**Task statement**
Word for word, restate every line of the listing that follows.
== == ==
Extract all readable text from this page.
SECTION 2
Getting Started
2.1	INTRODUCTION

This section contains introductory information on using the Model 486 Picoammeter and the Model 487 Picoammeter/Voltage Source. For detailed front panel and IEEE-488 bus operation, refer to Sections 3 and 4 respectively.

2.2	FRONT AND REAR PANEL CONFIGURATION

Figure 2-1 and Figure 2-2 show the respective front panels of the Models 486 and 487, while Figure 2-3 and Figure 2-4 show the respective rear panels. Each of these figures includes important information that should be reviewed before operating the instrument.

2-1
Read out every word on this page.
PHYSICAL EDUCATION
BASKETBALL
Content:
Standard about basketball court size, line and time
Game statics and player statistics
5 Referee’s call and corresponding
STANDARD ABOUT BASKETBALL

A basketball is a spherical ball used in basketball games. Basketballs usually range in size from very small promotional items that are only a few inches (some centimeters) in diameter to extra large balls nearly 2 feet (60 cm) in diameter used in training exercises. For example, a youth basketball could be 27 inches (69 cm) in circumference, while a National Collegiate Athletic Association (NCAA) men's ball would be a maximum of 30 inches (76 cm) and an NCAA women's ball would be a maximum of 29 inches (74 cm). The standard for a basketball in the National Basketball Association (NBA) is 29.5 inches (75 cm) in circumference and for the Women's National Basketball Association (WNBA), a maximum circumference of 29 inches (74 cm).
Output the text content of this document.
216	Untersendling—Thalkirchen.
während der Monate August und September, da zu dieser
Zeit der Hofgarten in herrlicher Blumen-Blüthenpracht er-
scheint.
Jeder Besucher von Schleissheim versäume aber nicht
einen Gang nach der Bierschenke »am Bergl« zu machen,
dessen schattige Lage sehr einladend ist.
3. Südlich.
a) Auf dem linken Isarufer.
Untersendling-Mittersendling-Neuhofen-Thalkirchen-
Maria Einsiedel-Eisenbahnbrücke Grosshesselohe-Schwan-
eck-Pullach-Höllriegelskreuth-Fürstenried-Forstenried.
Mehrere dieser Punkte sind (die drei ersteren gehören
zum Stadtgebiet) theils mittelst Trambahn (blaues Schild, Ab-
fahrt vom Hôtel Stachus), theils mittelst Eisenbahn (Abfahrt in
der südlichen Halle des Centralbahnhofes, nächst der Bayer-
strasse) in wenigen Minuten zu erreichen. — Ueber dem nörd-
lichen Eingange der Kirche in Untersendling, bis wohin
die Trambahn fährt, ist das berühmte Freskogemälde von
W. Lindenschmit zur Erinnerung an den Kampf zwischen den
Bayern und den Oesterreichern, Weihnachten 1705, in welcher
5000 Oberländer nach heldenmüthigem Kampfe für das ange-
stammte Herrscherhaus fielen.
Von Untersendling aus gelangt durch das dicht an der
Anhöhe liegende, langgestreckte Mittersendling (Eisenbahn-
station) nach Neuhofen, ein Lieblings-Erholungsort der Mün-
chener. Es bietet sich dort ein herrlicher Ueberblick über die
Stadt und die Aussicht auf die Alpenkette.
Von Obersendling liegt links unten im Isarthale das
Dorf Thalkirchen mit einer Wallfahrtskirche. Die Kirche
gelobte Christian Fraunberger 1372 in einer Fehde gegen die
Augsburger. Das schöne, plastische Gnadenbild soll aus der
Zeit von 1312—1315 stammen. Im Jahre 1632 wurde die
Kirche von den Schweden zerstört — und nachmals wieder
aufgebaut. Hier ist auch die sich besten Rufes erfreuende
== == ==
**Response for this exercise**
Extract all readable text from this page.
SECTION 2
Getting Started
2.1	INTRODUCTION

This section contains introductory information on using the Model 486 Picoammeter and the Model 487 Picoammeter/Voltage Source. For detailed front panel and IEEE-488 bus operation, refer to Sections 3 and 4 respectively.

2.2	FRONT AND REAR PANEL CONFIGURATION

Figure 2-1 and Figure 2-2 show the respective front panels of the Models 486 and 487, while Figure 2-3 and Figure 2-4 show the respective rear panels. Each of these figures includes important information that should be reviewed before operating the instrument.

2-1
Read out every word on this page.
PHYSICAL EDUCATION
BASKETBALL
Content:
Standard about basketball court size, line and time
Game statics and player statistics
5 Referee’s call and corresponding
STANDARD ABOUT BASKETBALL

A basketball is a spherical ball used in basketball games. Basketballs usually range in size from very small promotional items that are only a few inches (some centimeters) in diameter to extra large balls nearly 2 feet (60 cm) in diameter used in training exercises. For example, a youth basketball could be 27 inches (69 cm) in circumference, while a National Collegiate Athletic Association (NCAA) men's ball would be a maximum of 30 inches (76 cm) and an NCAA women's ball would be a maximum of 29 inches (74 cm). The standard for a basketball in the National Basketball Association (NBA) is 29.5 inches (75 cm) in circumference and for the Women's National Basketball Association (WNBA), a maximum circumference of 29 inches (74 cm).
Output the text content of this document.
216	Untersendling—Thalkirchen.
während der Monate August und September, da zu dieser
Zeit der Hofgarten in herrlicher Blumen-Blüthenpracht er-
scheint.
Jeder Besucher von Schleissheim versäume aber nicht
einen Gang nach der Bierschenke »am Bergl« zu machen,
dessen schattige Lage sehr einladend ist.
3. Südlich.
a) Auf dem linken Isarufer.
Untersendling-Mittersendling-Neuhofen-Thalkirchen-
Maria Einsiedel-Eisenbahnbrücke Grosshesselohe-Schwan-
eck-Pullach-Höllriegelskreuth-Fürstenried-Forstenried.
Mehrere dieser Punkte sind (die drei ersteren gehören
zum Stadtgebiet) theils mittelst Trambahn (blaues Schild, Ab-
fahrt vom Hôtel Stachus), theils mittelst Eisenbahn (Abfahrt in
der südlichen Halle des Centralbahnhofes, nächst der Bayer-
strasse) in wenigen Minuten zu erreichen. — Ueber dem nörd-
lichen Eingange der Kirche in Untersendling, bis wohin
die Trambahn fährt, ist das berühmte Freskogemälde von
W. Lindenschmit zur Erinnerung an den Kampf zwischen den
Bayern und den Oesterreichern, Weihnachten 1705, in welcher
5000 Oberländer nach heldenmüthigem Kampfe für das ange-
stammte Herrscherhaus fielen.
Von Untersendling aus gelangt durch das dicht an der
Anhöhe liegende, langgestreckte Mittersendling (Eisenbahn-
station) nach Neuhofen, ein Lieblings-Erholungsort der Mün-
chener. Es bietet sich dort ein herrlicher Ueberblick über die
Stadt und die Aussicht auf die Alpenkette.
Von Obersendling liegt links unten im Isarthale das
Dorf Thalkirchen mit einer Wallfahrtskirche. Die Kirche
gelobte Christian Fraunberger 1372 in einer Fehde gegen die
Augsburger. Das schöne, plastische Gnadenbild soll aus der
Zeit von 1312—1315 stammen. Im Jahre 1632 wurde die
Kirche von den Schweden zerstört — und nachmals wieder
aufgebaut. Hier ist auch die sich besten Rufes erfreuende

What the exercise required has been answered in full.